> [WRITTEN TASK] Return all of the entries exactly as written.

A run of records:
┄┄┄┄┄┄
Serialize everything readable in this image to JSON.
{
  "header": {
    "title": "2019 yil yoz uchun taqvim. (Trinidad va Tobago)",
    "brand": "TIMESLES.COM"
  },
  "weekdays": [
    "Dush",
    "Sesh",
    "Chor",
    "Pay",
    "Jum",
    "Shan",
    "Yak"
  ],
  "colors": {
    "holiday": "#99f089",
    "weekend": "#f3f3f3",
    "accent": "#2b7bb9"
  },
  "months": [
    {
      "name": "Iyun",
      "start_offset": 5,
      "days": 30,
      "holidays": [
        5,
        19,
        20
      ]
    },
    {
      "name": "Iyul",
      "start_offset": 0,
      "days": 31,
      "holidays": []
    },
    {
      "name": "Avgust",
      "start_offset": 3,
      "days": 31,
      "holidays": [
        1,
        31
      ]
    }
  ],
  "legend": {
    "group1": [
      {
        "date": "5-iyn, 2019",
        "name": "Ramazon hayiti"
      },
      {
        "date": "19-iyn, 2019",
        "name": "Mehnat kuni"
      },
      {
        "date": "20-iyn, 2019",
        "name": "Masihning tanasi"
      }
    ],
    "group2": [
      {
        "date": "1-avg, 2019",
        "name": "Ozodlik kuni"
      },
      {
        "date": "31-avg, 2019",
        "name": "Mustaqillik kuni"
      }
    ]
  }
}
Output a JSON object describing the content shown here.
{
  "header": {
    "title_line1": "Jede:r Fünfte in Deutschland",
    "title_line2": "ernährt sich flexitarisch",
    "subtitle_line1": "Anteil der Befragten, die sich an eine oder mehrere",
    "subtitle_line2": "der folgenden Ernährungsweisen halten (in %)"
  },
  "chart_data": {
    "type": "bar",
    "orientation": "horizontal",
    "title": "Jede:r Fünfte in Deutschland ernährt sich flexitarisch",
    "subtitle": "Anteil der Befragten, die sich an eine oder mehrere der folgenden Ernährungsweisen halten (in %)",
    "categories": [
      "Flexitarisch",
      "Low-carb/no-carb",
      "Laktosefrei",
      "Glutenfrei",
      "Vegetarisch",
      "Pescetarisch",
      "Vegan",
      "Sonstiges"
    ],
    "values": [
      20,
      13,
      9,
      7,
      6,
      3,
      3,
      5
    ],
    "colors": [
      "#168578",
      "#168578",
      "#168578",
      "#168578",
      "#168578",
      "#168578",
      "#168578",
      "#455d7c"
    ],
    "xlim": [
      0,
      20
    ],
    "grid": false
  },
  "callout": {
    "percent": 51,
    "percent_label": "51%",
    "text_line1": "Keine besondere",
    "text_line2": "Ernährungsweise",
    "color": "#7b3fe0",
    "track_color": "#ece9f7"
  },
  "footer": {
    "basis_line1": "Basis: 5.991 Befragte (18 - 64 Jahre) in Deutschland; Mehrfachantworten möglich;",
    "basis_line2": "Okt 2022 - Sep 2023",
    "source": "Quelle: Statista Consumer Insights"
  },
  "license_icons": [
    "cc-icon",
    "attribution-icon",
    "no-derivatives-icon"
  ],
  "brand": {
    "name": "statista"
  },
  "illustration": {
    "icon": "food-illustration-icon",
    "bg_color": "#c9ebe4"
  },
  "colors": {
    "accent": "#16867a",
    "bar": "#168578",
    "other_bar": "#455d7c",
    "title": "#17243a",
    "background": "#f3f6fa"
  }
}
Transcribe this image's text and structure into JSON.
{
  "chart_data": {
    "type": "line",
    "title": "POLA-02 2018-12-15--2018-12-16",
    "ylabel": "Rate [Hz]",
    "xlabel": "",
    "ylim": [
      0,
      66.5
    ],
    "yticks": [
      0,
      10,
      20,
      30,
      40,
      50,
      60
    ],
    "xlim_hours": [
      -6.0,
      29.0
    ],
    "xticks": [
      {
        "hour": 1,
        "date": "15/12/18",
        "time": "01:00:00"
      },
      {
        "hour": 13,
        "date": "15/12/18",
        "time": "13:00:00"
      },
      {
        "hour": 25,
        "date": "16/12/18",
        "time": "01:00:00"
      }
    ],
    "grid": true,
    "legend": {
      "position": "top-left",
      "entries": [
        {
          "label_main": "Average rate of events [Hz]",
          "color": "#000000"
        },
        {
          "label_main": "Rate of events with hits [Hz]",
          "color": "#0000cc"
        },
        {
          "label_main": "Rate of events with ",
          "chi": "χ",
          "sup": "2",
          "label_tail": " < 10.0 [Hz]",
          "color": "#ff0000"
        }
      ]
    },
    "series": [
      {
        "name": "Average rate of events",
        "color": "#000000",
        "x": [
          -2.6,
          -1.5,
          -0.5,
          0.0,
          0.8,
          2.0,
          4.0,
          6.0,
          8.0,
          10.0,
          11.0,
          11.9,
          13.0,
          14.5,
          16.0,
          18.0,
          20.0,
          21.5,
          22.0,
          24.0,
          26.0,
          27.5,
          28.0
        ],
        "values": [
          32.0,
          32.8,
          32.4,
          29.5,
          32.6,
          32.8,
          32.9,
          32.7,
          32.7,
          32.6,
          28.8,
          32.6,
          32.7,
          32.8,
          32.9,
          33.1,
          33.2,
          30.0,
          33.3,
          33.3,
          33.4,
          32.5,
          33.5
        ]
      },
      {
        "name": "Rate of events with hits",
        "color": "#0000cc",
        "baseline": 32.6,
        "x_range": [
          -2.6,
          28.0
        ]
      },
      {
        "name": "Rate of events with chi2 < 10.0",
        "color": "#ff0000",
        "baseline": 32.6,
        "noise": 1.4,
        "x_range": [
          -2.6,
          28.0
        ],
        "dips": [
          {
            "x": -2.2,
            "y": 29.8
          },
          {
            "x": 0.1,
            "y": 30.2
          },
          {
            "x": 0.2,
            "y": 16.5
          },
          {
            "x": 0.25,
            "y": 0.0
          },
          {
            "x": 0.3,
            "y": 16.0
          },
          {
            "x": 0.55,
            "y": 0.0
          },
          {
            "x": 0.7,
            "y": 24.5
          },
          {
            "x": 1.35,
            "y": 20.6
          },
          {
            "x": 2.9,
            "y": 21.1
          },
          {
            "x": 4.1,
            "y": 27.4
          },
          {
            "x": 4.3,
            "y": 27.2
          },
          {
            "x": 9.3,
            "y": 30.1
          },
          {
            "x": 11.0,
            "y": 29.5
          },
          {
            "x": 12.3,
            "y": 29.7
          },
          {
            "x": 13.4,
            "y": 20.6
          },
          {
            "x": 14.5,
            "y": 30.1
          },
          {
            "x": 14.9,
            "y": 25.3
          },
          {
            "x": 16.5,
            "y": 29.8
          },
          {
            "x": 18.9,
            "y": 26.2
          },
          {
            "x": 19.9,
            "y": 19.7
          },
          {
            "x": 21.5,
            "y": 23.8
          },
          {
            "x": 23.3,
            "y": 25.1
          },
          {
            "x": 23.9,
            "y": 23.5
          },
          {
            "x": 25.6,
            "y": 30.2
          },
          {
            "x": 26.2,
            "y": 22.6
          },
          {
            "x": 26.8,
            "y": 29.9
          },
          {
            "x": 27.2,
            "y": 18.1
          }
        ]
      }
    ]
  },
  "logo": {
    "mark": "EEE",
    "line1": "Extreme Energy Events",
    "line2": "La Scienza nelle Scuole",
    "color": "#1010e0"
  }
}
┄┄┄┄┄┄
> [WORKED ANSWER]
Serialize everything readable in this image to JSON.
{
  "header": {
    "title": "2019 yil yoz uchun taqvim. (Trinidad va Tobago)",
    "brand": "TIMESLES.COM"
  },
  "weekdays": [
    "Dush",
    "Sesh",
    "Chor",
    "Pay",
    "Jum",
    "Shan",
    "Yak"
  ],
  "colors": {
    "holiday": "#99f089",
    "weekend": "#f3f3f3",
    "accent": "#2b7bb9"
  },
  "months": [
    {
      "name": "Iyun",
      "start_offset": 5,
      "days": 30,
      "holidays": [
        5,
        19,
        20
      ]
    },
    {
      "name": "Iyul",
      "start_offset": 0,
      "days": 31,
      "holidays": []
    },
    {
      "name": "Avgust",
      "start_offset": 3,
      "days": 31,
      "holidays": [
        1,
        31
      ]
    }
  ],
  "legend": {
    "group1": [
      {
        "date": "5-iyn, 2019",
        "name": "Ramazon hayiti"
      },
      {
        "date": "19-iyn, 2019",
        "name": "Mehnat kuni"
      },
      {
        "date": "20-iyn, 2019",
        "name": "Masihning tanasi"
      }
    ],
    "group2": [
      {
        "date": "1-avg, 2019",
        "name": "Ozodlik kuni"
      },
      {
        "date": "31-avg, 2019",
        "name": "Mustaqillik kuni"
      }
    ]
  }
}
Output a JSON object describing the content shown here.
{
  "header": {
    "title_line1": "Jede:r Fünfte in Deutschland",
    "title_line2": "ernährt sich flexitarisch",
    "subtitle_line1": "Anteil der Befragten, die sich an eine oder mehrere",
    "subtitle_line2": "der folgenden Ernährungsweisen halten (in %)"
  },
  "chart_data": {
    "type": "bar",
    "orientation": "horizontal",
    "title": "Jede:r Fünfte in Deutschland ernährt sich flexitarisch",
    "subtitle": "Anteil der Befragten, die sich an eine oder mehrere der folgenden Ernährungsweisen halten (in %)",
    "categories": [
      "Flexitarisch",
      "Low-carb/no-carb",
      "Laktosefrei",
      "Glutenfrei",
      "Vegetarisch",
      "Pescetarisch",
      "Vegan",
      "Sonstiges"
    ],
    "values": [
      20,
      13,
      9,
      7,
      6,
      3,
      3,
      5
    ],
    "colors": [
      "#168578",
      "#168578",
      "#168578",
      "#168578",
      "#168578",
      "#168578",
      "#168578",
      "#455d7c"
    ],
    "xlim": [
      0,
      20
    ],
    "grid": false
  },
  "callout": {
    "percent": 51,
    "percent_label": "51%",
    "text_line1": "Keine besondere",
    "text_line2": "Ernährungsweise",
    "color": "#7b3fe0",
    "track_color": "#ece9f7"
  },
  "footer": {
    "basis_line1": "Basis: 5.991 Befragte (18 - 64 Jahre) in Deutschland; Mehrfachantworten möglich;",
    "basis_line2": "Okt 2022 - Sep 2023",
    "source": "Quelle: Statista Consumer Insights"
  },
  "license_icons": [
    "cc-icon",
    "attribution-icon",
    "no-derivatives-icon"
  ],
  "brand": {
    "name": "statista"
  },
  "illustration": {
    "icon": "food-illustration-icon",
    "bg_color": "#c9ebe4"
  },
  "colors": {
    "accent": "#16867a",
    "bar": "#168578",
    "other_bar": "#455d7c",
    "title": "#17243a",
    "background": "#f3f6fa"
  }
}
Transcribe this image's text and structure into JSON.
{
  "chart_data": {
    "type": "line",
    "title": "POLA-02 2018-12-15--2018-12-16",
    "ylabel": "Rate [Hz]",
    "xlabel": "",
    "ylim": [
      0,
      66.5
    ],
    "yticks": [
      0,
      10,
      20,
      30,
      40,
      50,
      60
    ],
    "xlim_hours": [
      -6.0,
      29.0
    ],
    "xticks": [
      {
        "hour": 1,
        "date": "15/12/18",
        "time": "01:00:00"
      },
      {
        "hour": 13,
        "date": "15/12/18",
        "time": "13:00:00"
      },
      {
        "hour": 25,
        "date": "16/12/18",
        "time": "01:00:00"
      }
    ],
    "grid": true,
    "legend": {
      "position": "top-left",
      "entries": [
        {
          "label_main": "Average rate of events [Hz]",
          "color": "#000000"
        },
        {
          "label_main": "Rate of events with hits [Hz]",
          "color": "#0000cc"
        },
        {
          "label_main": "Rate of events with ",
          "chi": "χ",
          "sup": "2",
          "label_tail": " < 10.0 [Hz]",
          "color": "#ff0000"
        }
      ]
    },
    "series": [
      {
        "name": "Average rate of events",
        "color": "#000000",
        "x": [
          -2.6,
          -1.5,
          -0.5,
          0.0,
          0.8,
          2.0,
          4.0,
          6.0,
          8.0,
          10.0,
          11.0,
          11.9,
          13.0,
          14.5,
          16.0,
          18.0,
          20.0,
          21.5,
          22.0,
          24.0,
          26.0,
          27.5,
          28.0
        ],
        "values": [
          32.0,
          32.8,
          32.4,
          29.5,
          32.6,
          32.8,
          32.9,
          32.7,
          32.7,
          32.6,
          28.8,
          32.6,
          32.7,
          32.8,
          32.9,
          33.1,
          33.2,
          30.0,
          33.3,
          33.3,
          33.4,
          32.5,
          33.5
        ]
      },
      {
        "name": "Rate of events with hits",
        "color": "#0000cc",
        "baseline": 32.6,
        "x_range": [
          -2.6,
          28.0
        ]
      },
      {
        "name": "Rate of events with chi2 < 10.0",
        "color": "#ff0000",
        "baseline": 32.6,
        "noise": 1.4,
        "x_range": [
          -2.6,
          28.0
        ],
        "dips": [
          {
            "x": -2.2,
            "y": 29.8
          },
          {
            "x": 0.1,
            "y": 30.2
          },
          {
            "x": 0.2,
            "y": 16.5
          },
          {
            "x": 0.25,
            "y": 0.0
          },
          {
            "x": 0.3,
            "y": 16.0
          },
          {
            "x": 0.55,
            "y": 0.0
          },
          {
            "x": 0.7,
            "y": 24.5
          },
          {
            "x": 1.35,
            "y": 20.6
          },
          {
            "x": 2.9,
            "y": 21.1
          },
          {
            "x": 4.1,
            "y": 27.4
          },
          {
            "x": 4.3,
            "y": 27.2
          },
          {
            "x": 9.3,
            "y": 30.1
          },
          {
            "x": 11.0,
            "y": 29.5
          },
          {
            "x": 12.3,
            "y": 29.7
          },
          {
            "x": 13.4,
            "y": 20.6
          },
          {
            "x": 14.5,
            "y": 30.1
          },
          {
            "x": 14.9,
            "y": 25.3
          },
          {
            "x": 16.5,
            "y": 29.8
          },
          {
            "x": 18.9,
            "y": 26.2
          },
          {
            "x": 19.9,
            "y": 19.7
          },
          {
            "x": 21.5,
            "y": 23.8
          },
          {
            "x": 23.3,
            "y": 25.1
          },
          {
            "x": 23.9,
            "y": 23.5
          },
          {
            "x": 25.6,
            "y": 30.2
          },
          {
            "x": 26.2,
            "y": 22.6
          },
          {
            "x": 26.8,
            "y": 29.9
          },
          {
            "x": 27.2,
            "y": 18.1
          }
        ]
      }
    ]
  },
  "logo": {
    "mark": "EEE",
    "line1": "Extreme Energy Events",
    "line2": "La Scienza nelle Scuole",
    "color": "#1010e0"
  }
}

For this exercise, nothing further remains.